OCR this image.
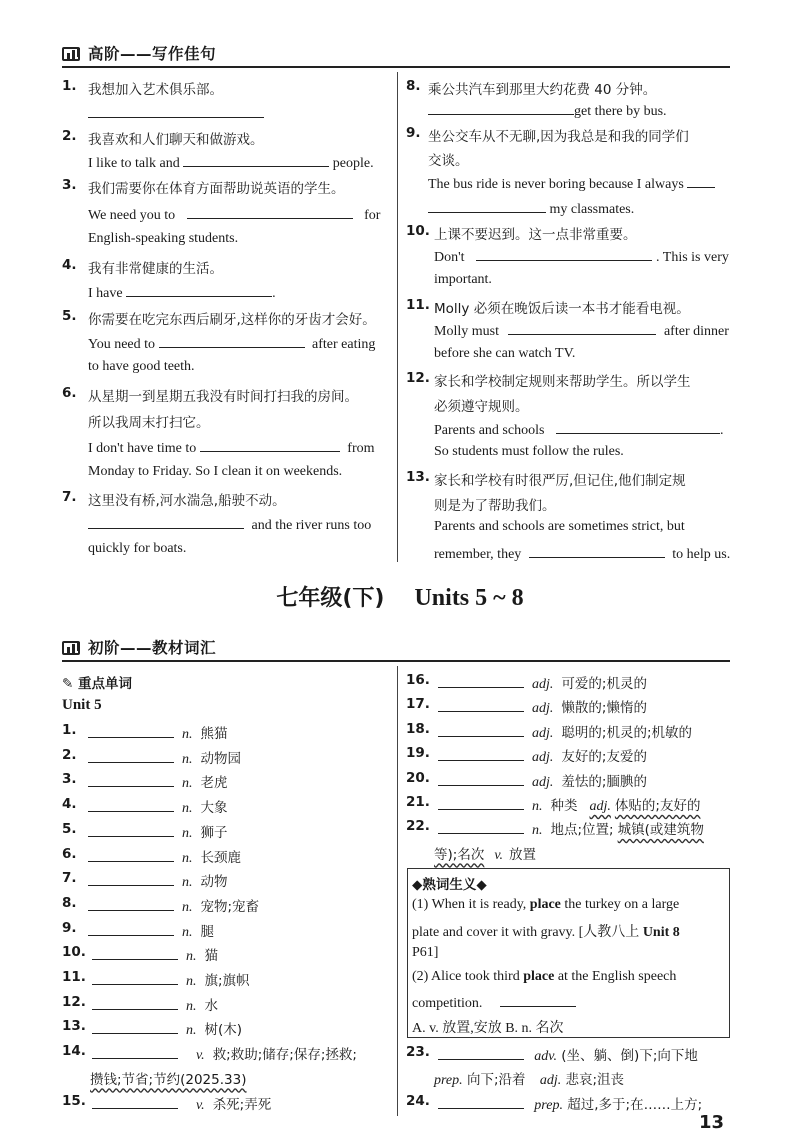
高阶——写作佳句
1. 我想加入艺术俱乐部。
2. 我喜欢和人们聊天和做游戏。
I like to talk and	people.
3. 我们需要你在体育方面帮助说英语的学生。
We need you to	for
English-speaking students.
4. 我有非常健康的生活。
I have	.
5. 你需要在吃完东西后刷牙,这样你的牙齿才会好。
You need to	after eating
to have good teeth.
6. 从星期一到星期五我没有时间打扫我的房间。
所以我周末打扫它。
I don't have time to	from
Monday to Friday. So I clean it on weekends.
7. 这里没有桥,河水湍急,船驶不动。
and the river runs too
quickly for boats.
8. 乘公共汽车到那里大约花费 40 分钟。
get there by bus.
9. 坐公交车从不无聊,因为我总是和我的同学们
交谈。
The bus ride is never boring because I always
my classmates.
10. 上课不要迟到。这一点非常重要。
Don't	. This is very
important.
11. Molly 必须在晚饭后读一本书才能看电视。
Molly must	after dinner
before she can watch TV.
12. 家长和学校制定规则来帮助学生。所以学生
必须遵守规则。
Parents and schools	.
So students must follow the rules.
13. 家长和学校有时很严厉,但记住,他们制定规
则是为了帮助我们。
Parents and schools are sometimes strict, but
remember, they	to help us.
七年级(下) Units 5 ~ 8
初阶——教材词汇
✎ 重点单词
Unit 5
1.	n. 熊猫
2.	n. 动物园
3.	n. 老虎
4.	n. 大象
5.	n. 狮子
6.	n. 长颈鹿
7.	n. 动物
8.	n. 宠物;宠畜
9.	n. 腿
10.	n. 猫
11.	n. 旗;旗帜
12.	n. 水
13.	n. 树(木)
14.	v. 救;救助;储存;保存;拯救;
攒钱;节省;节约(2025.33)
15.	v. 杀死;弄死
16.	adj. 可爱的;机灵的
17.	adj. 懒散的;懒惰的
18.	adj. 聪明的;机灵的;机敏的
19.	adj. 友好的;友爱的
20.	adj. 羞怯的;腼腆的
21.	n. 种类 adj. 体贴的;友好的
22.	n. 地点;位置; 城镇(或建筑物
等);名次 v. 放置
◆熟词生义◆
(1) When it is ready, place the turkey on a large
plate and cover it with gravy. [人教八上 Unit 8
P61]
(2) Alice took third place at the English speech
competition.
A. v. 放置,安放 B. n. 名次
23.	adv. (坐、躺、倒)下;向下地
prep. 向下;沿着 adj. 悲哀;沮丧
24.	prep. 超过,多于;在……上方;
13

|---|

- What the exercise asks
Show the lines that mention the word "English".

- Solved problem
English-speaking students.
(2) Alice took third place at the English speech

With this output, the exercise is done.